- _PASSAGE PROVIDED_:
=-=-=

How to Prepare Data for Analysis: A Practical Guide

June 20, 2026

how to prepare data for analysis

data preparation

data cleaning

data analysis

business intelligence

Share this post:

You export a month of orders, customer records, and cart activity from your Shopify store. You expect answers. Which traffic source brings buyers who convert? Which products get added to carts but dropped before checkout? Which repeat customers are worth a follow-up email?

Then you open the CSV.

Some dates are formatted one way, others another. Revenue fields look like text. Product names don't match. A few rows are blank in places that matter. There are duplicate order records you can't explain. What looked like a quick analysis job turns into cleanup work.

That's normal. It's also why learning how to prepare data for analysis matters so much for e-commerce. Before you build a pivot table, chart customer behavior, or compare channels, you need a dataset you can trust. Good analysis starts long before the first dashboard. It starts when raw exports become structured, consistent, documented data.

From Messy Spreadsheet to Clear Insights

Monday morning. You export orders, customer records, and cart events because you want one clear answer, such as which paid campaign brings customers who buy twice instead of once. An hour later, you are staring at three files that should fit together but do not.

=-=-=

- _EXERCISE INSTRUCTIONS_: Reproduce the data preparation guide word for word, starting at the words "Then you open" and ending after "consistent, documented data.".

- _AVAILABLE DATA_:
=-=-=

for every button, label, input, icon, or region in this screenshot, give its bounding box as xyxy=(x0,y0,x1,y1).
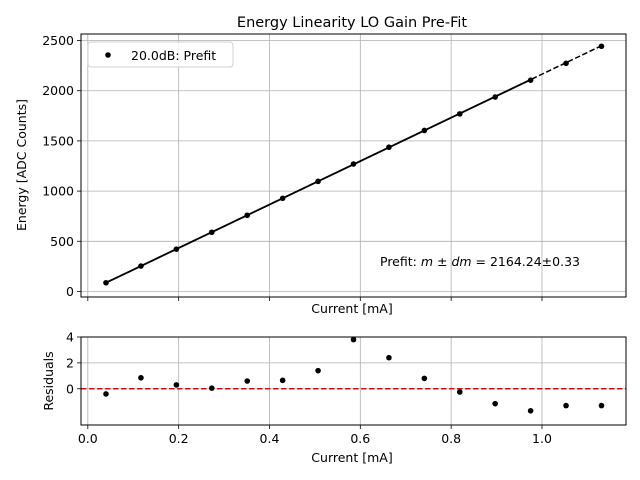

=-=-=

- _THE COMPLETED TASK_:
Then you open the CSV.

Some dates are formatted one way, others another. Revenue fields look like text. Product names don't match. A few rows are blank in places that matter. There are duplicate order records you can't explain. What looked like a quick analysis job turns into cleanup work.

That's normal. It's also why learning how to prepare data for analysis matters so much for e-commerce. Before you build a pivot table, chart customer behavior, or compare channels, you need a dataset you can trust. Good analysis starts long before the first dashboard. It starts when raw exports become structured, consistent, documented data.